Dataset records

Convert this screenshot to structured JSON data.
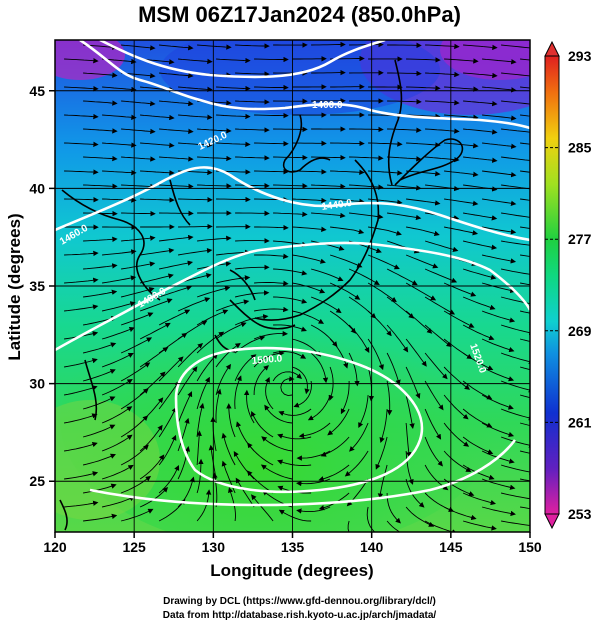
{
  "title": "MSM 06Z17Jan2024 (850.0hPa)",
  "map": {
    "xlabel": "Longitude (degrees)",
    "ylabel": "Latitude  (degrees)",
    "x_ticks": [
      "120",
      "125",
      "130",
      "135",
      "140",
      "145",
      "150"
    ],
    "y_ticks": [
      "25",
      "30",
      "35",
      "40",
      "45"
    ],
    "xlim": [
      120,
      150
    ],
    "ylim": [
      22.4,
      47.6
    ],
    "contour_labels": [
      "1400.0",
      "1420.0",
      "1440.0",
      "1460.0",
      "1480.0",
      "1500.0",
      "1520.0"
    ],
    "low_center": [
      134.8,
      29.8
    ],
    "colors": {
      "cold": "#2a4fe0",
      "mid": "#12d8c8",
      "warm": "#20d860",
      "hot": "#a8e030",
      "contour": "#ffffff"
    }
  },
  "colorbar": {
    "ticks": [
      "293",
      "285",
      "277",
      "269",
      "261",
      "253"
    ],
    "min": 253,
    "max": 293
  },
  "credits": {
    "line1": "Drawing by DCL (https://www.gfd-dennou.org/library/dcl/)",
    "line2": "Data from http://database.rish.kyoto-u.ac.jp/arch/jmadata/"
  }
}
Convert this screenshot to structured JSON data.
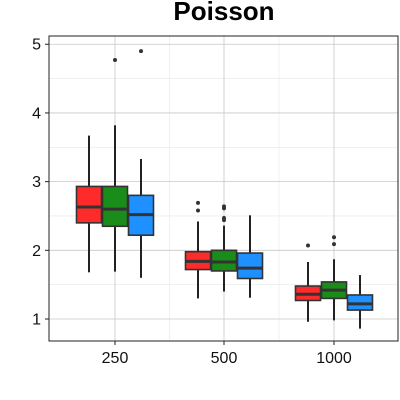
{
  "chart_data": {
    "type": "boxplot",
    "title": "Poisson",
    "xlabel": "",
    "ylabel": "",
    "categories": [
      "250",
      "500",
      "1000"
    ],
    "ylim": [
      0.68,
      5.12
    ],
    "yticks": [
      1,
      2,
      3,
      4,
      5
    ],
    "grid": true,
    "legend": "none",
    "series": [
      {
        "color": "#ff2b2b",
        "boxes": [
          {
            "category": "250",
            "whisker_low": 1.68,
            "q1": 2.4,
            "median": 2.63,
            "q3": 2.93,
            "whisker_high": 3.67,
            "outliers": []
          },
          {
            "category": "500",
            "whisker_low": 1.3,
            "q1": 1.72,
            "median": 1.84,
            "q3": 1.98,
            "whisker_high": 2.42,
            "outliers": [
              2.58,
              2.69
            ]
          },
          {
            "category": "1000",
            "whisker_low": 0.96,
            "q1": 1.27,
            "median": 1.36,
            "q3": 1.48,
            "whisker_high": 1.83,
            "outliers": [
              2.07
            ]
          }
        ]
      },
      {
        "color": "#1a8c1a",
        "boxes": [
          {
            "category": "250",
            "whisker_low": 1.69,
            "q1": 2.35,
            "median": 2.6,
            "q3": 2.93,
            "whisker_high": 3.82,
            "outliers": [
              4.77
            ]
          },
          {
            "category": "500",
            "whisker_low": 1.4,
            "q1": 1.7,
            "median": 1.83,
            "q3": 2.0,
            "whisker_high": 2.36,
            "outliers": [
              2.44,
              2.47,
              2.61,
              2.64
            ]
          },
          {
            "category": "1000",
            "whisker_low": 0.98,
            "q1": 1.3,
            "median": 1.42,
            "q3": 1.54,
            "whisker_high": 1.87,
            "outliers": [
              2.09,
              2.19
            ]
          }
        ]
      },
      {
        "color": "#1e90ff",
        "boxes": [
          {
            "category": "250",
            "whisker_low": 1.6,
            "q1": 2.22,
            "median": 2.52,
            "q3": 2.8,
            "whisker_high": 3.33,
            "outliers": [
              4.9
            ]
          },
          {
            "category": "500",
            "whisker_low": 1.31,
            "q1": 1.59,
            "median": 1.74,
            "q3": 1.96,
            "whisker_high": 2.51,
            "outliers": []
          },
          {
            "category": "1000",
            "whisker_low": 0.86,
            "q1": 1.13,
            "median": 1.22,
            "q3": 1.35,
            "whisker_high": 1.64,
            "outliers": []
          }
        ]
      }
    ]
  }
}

Task statement
Give all the entries again exactly, dropping each picture.

Reply
Convert this screenshot to structured JSON data.
{
  "title": "MSM 06Z17Jan2024 (850.0hPa)",
  "map": {
    "xlabel": "Longitude (degrees)",
    "ylabel": "Latitude  (degrees)",
    "x_ticks": [
      "120",
      "125",
      "130",
      "135",
      "140",
      "145",
      "150"
    ],
    "y_ticks": [
      "25",
      "30",
      "35",
      "40",
      "45"
    ],
    "xlim": [
      120,
      150
    ],
    "ylim": [
      22.4,
      47.6
    ],
    "contour_labels": [
      "1400.0",
      "1420.0",
      "1440.0",
      "1460.0",
      "1480.0",
      "1500.0",
      "1520.0"
    ],
    "low_center": [
      134.8,
      29.8
    ],
    "colors": {
      "cold": "#2a4fe0",
      "mid": "#12d8c8",
      "warm": "#20d860",
      "hot": "#a8e030",
      "contour": "#ffffff"
    }
  },
  "colorbar": {
    "ticks": [
      "293",
      "285",
      "277",
      "269",
      "261",
      "253"
    ],
    "min": 253,
    "max": 293
  },
  "credits": {
    "line1": "Drawing by DCL (https://www.gfd-dennou.org/library/dcl/)",
    "line2": "Data from http://database.rish.kyoto-u.ac.jp/arch/jmadata/"
  }
}
Convert this screenshot to structured JSON data.
{
  "chart_data": {
    "type": "boxplot",
    "title": "Poisson",
    "xlabel": "",
    "ylabel": "",
    "categories": [
      "250",
      "500",
      "1000"
    ],
    "ylim": [
      0.68,
      5.12
    ],
    "yticks": [
      1,
      2,
      3,
      4,
      5
    ],
    "grid": true,
    "legend": "none",
    "series": [
      {
        "color": "#ff2b2b",
        "boxes": [
          {
            "category": "250",
            "whisker_low": 1.68,
            "q1": 2.4,
            "median": 2.63,
            "q3": 2.93,
            "whisker_high": 3.67,
            "outliers": []
          },
          {
            "category": "500",
            "whisker_low": 1.3,
            "q1": 1.72,
            "median": 1.84,
            "q3": 1.98,
            "whisker_high": 2.42,
            "outliers": [
              2.58,
              2.69
            ]
          },
          {
            "category": "1000",
            "whisker_low": 0.96,
            "q1": 1.27,
            "median": 1.36,
            "q3": 1.48,
            "whisker_high": 1.83,
            "outliers": [
              2.07
            ]
          }
        ]
      },
      {
        "color": "#1a8c1a",
        "boxes": [
          {
            "category": "250",
            "whisker_low": 1.69,
            "q1": 2.35,
            "median": 2.6,
            "q3": 2.93,
            "whisker_high": 3.82,
            "outliers": [
              4.77
            ]
          },
          {
            "category": "500",
            "whisker_low": 1.4,
            "q1": 1.7,
            "median": 1.83,
            "q3": 2.0,
            "whisker_high": 2.36,
            "outliers": [
              2.44,
              2.47,
              2.61,
              2.64
            ]
          },
          {
            "category": "1000",
            "whisker_low": 0.98,
            "q1": 1.3,
            "median": 1.42,
            "q3": 1.54,
            "whisker_high": 1.87,
            "outliers": [
              2.09,
              2.19
            ]
          }
        ]
      },
      {
        "color": "#1e90ff",
        "boxes": [
          {
            "category": "250",
            "whisker_low": 1.6,
            "q1": 2.22,
            "median": 2.52,
            "q3": 2.8,
            "whisker_high": 3.33,
            "outliers": [
              4.9
            ]
          },
          {
            "category": "500",
            "whisker_low": 1.31,
            "q1": 1.59,
            "median": 1.74,
            "q3": 1.96,
            "whisker_high": 2.51,
            "outliers": []
          },
          {
            "category": "1000",
            "whisker_low": 0.86,
            "q1": 1.13,
            "median": 1.22,
            "q3": 1.35,
            "whisker_high": 1.64,
            "outliers": []
          }
        ]
      }
    ]
  }
}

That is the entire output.